Recorded data:
** BEGIN **

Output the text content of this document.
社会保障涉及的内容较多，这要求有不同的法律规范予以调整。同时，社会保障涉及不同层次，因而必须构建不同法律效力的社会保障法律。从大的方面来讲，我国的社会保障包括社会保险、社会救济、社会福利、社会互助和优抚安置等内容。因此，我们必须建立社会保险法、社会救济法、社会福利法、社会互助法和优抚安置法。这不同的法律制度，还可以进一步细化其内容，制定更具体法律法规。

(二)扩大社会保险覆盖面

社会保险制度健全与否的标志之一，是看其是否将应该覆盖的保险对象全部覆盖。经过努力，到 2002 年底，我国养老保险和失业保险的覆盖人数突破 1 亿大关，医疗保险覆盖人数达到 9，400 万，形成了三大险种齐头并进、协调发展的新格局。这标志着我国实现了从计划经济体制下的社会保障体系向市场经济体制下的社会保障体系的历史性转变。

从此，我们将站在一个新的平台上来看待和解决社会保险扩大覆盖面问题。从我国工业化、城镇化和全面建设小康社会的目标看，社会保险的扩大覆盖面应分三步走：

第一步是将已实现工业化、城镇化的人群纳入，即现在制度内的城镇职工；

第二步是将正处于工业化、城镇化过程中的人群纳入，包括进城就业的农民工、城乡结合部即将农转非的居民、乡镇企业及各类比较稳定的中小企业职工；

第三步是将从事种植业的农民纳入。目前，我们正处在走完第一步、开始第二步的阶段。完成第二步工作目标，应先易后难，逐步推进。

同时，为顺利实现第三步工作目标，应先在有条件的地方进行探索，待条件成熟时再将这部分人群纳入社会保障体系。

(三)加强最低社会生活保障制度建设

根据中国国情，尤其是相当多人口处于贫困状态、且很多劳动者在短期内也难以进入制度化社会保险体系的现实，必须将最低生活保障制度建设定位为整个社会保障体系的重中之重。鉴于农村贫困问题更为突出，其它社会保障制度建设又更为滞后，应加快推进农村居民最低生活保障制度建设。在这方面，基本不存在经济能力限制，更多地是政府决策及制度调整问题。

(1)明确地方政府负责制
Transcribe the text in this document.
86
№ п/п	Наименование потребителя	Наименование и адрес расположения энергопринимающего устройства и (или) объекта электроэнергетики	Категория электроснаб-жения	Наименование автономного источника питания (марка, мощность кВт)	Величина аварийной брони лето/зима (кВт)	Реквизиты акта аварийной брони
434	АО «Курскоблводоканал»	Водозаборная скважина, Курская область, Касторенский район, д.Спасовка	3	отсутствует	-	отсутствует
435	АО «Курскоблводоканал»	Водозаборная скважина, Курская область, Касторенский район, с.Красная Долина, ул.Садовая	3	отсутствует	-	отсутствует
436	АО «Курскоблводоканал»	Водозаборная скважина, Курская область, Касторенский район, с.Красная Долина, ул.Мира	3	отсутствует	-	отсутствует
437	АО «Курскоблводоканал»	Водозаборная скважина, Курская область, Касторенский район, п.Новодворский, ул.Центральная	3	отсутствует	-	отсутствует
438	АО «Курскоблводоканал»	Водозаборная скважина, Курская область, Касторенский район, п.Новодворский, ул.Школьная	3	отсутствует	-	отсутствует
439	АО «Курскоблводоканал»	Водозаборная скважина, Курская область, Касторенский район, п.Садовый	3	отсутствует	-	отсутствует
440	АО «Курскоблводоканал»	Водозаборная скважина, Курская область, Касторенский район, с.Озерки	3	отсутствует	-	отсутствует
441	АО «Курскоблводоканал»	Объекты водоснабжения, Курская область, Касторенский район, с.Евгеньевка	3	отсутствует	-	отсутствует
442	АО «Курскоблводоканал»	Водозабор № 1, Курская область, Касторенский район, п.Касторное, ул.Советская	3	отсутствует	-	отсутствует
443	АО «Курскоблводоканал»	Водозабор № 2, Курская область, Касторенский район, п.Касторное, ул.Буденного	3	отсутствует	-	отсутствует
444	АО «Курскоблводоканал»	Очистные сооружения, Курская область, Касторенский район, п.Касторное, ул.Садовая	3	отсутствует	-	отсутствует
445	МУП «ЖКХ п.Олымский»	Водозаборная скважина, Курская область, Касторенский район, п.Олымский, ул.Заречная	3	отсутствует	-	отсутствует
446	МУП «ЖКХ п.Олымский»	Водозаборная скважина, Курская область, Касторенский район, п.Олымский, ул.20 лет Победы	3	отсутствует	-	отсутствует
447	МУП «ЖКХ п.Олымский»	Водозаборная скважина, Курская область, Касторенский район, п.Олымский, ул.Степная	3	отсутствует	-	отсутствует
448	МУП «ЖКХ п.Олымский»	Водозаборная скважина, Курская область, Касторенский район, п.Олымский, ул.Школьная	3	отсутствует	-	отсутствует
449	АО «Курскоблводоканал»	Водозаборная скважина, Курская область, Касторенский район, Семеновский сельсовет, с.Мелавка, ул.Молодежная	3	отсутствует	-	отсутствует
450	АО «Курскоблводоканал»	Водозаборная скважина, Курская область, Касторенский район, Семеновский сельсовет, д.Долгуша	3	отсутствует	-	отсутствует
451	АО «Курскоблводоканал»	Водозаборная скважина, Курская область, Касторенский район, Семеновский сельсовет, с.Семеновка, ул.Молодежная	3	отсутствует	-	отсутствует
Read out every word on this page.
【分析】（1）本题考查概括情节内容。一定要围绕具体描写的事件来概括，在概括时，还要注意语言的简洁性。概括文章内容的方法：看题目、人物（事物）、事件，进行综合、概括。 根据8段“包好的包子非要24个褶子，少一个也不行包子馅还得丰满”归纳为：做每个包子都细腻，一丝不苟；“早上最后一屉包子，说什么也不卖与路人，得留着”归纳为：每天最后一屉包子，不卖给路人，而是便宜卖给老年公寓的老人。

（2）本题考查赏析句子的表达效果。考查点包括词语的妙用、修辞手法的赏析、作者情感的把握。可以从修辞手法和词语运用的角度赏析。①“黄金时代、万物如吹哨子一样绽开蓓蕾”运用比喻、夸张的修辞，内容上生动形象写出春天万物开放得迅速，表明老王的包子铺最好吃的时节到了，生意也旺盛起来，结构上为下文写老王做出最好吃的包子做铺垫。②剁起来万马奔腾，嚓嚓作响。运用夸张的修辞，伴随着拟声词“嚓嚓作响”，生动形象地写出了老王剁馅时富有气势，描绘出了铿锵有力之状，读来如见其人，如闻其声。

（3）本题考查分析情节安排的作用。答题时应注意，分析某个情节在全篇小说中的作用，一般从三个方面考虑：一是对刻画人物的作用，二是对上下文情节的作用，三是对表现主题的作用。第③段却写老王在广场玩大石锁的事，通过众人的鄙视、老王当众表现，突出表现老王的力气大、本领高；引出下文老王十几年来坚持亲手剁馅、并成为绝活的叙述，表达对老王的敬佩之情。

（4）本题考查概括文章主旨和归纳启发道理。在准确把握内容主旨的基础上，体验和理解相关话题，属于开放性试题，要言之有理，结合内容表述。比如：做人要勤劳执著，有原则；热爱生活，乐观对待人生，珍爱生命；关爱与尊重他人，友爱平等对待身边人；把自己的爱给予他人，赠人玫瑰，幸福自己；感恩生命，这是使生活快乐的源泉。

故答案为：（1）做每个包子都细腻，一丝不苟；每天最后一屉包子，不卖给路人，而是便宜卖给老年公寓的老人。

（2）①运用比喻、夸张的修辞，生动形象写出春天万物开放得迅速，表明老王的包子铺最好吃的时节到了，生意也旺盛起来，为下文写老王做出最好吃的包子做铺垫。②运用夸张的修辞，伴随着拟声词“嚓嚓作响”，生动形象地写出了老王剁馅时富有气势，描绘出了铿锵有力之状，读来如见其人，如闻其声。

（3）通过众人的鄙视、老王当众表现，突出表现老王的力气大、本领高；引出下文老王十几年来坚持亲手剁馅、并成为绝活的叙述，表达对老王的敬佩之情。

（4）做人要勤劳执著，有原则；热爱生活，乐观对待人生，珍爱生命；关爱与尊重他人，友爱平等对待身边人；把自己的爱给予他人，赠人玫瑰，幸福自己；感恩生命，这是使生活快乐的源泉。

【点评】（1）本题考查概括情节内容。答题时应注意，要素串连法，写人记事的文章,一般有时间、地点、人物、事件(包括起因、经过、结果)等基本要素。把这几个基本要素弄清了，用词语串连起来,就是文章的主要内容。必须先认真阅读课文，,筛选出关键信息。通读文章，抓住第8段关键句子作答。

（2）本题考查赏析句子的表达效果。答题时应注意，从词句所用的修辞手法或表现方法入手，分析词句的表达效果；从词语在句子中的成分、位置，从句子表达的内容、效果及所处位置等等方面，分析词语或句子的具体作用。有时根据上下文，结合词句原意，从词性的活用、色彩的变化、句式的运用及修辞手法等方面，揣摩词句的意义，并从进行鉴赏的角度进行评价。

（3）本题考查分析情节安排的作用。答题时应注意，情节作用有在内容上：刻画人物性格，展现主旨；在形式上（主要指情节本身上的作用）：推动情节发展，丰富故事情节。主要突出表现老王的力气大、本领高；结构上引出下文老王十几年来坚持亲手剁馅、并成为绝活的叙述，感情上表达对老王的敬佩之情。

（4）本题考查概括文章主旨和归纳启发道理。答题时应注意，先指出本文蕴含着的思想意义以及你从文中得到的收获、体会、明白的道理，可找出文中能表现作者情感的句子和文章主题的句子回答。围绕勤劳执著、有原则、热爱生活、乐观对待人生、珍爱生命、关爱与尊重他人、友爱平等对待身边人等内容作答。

** END **

Given problem: Scan the material above. Copy each line that holds the word "document".

Correct result:
Output the text content of this document.
Transcribe the text in this document.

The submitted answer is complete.